Desember 2015, istri saya mendatangi saya ke Pangkalan Kerinci. Istri saya dapat menemukan keberadaan saya di Pangkalan Kerinci, melalui pencarian alamat dari keluarga, dan pendeta yang membawa saya ke Pangkalan Kerinci.

Disaat saya bertemu dengan istri, saya melihat istri saya hanya membawa anak ke 3 kami, anak ke 4 yang saat kami berpisah masih bayi umur 6 bulan, namun saya tidak melihatnya. Anak bayi kami tersebut bernama Dian kasih simanjuntak. Kemudian saya mempertanyakan, dimana keberadaan anak perempuan kami tersebut.

Mendapat penjelasan dari istri saya saat itu, saya sangat terpukul dan hampir tidak percaya. Di jelaskannya, bahwa anak perempuan kami tersebut dibawa lari oleh seseorang bernama Herpen Cibero, yang tidak diketahui dimana keberadaannya saat itu.

Herpen Cibero ini dapat membawa lari anak bayi kami karena paksaan dari abangnya yang bernama Jonas Pakpahan dan tipu daya Herpen Cibero.

“Keterangan istri saya, tidak lama setelah saya pergi, Jonas Pakpahan menelepon dan menyuruh istri saya datang ke Jakarta, dengan alasan untuk dimasukkan kerja di jakarta,” imbuh Richard.

Dua hari sesampainya dia dia jakarta, yaitu dirumah tulang (Pamannya) yang beralamat di Jakarta Timur, Jonas Pakpahan bersama Herpen Cibero datang ke rumah paman tersebut.

Kedatangan mereka untuk mengambil anak bayi kami. Namun mendapat penolakan dari istri saya. Jonas Pakpahan (Abang istri saya) mengatakan agar istri saya bisa bekerja. Kalau dia bekerja, siapa yang akan mengurus anakmu, Itulah alasannya.

Karena mendapat penolakan, akhirnya Jonas Pakpahan mulai mengancam istri saya dengan menyuruh paman mereka untuk mengusir istri dan anak saya dari rumah itu, kalau tidak mau menyerahkan anaknya.

.....

_TUGAS ANDA_: Dapatkah Anda menuliskan kembali bagian kutipan tentang anak bayi yang dibawa lari itu, seluruhnya mulai dari "Kedatangan mereka untuk" sampai ke "mau menyerahkan anaknya.", tanpa mengubah satu kata pun? Gunakan kutipan ini saja sebagai satu-satunya sumber.

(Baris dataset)
.....

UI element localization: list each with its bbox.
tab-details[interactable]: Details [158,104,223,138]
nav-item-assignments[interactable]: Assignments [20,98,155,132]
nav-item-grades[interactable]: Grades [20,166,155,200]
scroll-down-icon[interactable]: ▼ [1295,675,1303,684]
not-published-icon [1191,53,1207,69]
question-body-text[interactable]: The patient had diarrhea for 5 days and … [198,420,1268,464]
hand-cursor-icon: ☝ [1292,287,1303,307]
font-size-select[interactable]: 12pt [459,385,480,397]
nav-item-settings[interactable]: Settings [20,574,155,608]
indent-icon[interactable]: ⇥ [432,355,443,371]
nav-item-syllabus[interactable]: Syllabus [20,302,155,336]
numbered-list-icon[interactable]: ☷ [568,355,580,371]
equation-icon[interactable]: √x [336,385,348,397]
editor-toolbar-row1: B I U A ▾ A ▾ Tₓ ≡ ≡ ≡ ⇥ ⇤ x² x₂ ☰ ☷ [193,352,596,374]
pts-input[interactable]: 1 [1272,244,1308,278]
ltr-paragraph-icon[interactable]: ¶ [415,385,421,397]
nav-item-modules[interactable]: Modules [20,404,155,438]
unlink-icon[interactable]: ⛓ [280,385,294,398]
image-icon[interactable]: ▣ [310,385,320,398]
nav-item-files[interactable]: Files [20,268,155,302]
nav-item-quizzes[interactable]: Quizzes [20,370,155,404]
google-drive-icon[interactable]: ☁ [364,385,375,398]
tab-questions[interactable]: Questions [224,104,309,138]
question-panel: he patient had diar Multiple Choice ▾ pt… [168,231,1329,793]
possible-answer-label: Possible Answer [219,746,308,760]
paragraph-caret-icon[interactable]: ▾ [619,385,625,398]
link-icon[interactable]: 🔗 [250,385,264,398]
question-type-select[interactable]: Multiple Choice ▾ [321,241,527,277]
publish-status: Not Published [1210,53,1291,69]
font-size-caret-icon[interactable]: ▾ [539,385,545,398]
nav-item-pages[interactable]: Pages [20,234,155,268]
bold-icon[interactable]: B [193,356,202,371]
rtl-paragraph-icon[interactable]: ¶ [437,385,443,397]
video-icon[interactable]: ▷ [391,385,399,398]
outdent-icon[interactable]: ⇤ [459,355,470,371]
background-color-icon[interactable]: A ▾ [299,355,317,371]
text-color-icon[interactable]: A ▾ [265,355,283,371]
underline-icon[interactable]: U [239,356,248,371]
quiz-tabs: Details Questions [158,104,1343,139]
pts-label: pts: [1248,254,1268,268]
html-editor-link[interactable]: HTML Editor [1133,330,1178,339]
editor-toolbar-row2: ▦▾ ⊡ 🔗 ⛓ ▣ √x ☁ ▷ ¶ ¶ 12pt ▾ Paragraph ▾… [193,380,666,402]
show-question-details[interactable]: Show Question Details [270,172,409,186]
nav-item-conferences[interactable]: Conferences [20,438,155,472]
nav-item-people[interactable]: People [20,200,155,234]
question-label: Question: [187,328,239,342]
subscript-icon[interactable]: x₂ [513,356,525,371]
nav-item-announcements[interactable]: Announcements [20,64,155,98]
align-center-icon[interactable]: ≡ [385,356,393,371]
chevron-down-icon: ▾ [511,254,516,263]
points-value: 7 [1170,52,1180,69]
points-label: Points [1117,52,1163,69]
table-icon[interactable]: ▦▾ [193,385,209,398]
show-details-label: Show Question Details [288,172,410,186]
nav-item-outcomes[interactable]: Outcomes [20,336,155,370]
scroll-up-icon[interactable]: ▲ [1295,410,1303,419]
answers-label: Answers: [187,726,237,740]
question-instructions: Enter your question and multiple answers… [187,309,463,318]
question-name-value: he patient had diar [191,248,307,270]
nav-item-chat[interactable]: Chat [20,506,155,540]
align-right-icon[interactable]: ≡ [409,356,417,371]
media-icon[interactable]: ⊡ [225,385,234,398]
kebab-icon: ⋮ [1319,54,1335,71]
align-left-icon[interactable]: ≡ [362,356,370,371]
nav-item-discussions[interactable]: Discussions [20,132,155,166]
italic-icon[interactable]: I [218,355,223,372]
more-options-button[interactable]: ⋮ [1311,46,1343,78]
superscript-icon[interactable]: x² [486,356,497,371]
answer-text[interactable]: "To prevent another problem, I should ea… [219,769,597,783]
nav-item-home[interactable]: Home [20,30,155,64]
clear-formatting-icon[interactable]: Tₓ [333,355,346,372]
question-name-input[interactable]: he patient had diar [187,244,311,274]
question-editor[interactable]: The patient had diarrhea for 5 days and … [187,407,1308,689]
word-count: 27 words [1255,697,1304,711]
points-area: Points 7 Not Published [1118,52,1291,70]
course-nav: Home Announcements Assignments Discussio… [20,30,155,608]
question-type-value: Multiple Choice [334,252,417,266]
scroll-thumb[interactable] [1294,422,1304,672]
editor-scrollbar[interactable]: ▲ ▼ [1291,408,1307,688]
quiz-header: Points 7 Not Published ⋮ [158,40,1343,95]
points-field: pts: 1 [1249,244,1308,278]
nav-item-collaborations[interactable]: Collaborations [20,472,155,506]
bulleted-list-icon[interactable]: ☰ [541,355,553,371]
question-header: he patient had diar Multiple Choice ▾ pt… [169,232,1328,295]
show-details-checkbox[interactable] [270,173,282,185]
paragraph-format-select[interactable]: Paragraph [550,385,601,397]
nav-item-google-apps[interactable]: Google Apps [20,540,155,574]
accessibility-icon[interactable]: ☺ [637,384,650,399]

.....

_PEMBAHASAN SOAL_:
Kedatangan mereka untuk mengambil anak bayi kami. Namun mendapat penolakan dari istri saya. Jonas Pakpahan (Abang istri saya) mengatakan agar istri saya bisa bekerja. Kalau dia bekerja, siapa yang akan mengurus anakmu, Itulah alasannya.

Karena mendapat penolakan, akhirnya Jonas Pakpahan mulai mengancam istri saya dengan menyuruh paman mereka untuk mengusir istri dan anak saya dari rumah itu, kalau tidak mau menyerahkan anaknya.